> **Directions for this task**
Please collect each line of the records below that contains the string "button". Case counts.

> **Information supplied**

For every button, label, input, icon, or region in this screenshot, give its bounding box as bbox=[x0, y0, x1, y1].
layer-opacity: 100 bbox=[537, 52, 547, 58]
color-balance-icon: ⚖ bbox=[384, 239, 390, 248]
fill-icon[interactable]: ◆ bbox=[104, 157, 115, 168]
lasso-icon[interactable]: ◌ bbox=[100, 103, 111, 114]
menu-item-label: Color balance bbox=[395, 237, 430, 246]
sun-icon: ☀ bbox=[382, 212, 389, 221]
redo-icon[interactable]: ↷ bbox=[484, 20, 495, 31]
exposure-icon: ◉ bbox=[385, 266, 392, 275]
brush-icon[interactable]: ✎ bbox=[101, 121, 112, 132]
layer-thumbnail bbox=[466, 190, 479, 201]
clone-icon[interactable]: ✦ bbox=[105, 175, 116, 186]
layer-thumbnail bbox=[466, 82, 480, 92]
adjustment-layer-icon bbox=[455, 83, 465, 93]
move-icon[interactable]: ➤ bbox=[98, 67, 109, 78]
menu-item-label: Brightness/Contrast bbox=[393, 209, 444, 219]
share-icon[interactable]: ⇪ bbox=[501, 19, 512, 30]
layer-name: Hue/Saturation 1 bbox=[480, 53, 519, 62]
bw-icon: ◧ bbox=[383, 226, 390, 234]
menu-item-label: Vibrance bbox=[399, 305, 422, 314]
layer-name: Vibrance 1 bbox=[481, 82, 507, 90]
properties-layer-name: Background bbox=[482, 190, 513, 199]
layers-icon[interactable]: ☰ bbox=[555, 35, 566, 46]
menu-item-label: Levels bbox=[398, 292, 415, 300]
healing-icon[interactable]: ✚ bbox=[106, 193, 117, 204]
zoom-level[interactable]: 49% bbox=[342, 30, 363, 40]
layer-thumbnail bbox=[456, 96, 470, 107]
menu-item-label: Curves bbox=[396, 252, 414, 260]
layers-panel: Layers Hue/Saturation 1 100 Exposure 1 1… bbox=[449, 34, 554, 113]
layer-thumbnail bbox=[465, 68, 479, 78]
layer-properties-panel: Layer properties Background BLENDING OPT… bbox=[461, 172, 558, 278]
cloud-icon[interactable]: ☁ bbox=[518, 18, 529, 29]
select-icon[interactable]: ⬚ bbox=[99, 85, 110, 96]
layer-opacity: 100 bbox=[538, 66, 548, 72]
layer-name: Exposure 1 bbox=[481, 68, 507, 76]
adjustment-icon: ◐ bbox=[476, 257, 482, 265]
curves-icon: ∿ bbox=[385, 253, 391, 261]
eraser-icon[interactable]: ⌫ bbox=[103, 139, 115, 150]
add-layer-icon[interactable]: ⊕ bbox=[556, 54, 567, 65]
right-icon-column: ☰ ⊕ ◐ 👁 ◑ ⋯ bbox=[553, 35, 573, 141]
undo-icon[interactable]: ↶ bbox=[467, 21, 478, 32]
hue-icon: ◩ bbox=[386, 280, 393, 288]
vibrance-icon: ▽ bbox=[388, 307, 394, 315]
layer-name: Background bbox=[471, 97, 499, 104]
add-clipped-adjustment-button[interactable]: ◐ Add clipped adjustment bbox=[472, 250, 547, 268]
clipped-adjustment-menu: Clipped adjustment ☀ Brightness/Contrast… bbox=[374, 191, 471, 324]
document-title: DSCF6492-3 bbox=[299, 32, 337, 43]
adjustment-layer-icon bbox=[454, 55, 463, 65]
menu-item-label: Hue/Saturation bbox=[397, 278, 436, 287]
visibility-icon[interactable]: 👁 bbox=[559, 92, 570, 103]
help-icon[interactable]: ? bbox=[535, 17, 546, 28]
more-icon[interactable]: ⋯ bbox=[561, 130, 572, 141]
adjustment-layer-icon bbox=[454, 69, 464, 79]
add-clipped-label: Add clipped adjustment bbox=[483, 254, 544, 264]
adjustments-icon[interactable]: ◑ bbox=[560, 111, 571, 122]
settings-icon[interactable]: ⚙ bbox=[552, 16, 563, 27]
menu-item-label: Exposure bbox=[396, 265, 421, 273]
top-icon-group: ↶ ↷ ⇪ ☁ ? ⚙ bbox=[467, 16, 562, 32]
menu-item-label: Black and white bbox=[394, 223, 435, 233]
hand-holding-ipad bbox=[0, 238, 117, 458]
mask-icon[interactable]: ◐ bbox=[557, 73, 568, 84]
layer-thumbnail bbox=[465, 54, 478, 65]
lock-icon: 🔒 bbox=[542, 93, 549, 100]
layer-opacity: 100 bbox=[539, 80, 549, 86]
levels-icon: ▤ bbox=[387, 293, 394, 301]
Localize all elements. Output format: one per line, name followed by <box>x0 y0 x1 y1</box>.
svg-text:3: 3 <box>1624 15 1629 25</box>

> **Full output**
For every button, label, input, icon, or region in this screenshot, give its bounding box as bbox=[x0, y0, x1, y1].
add-clipped-adjustment-button[interactable]: ◐ Add clipped adjustment bbox=[472, 250, 547, 268]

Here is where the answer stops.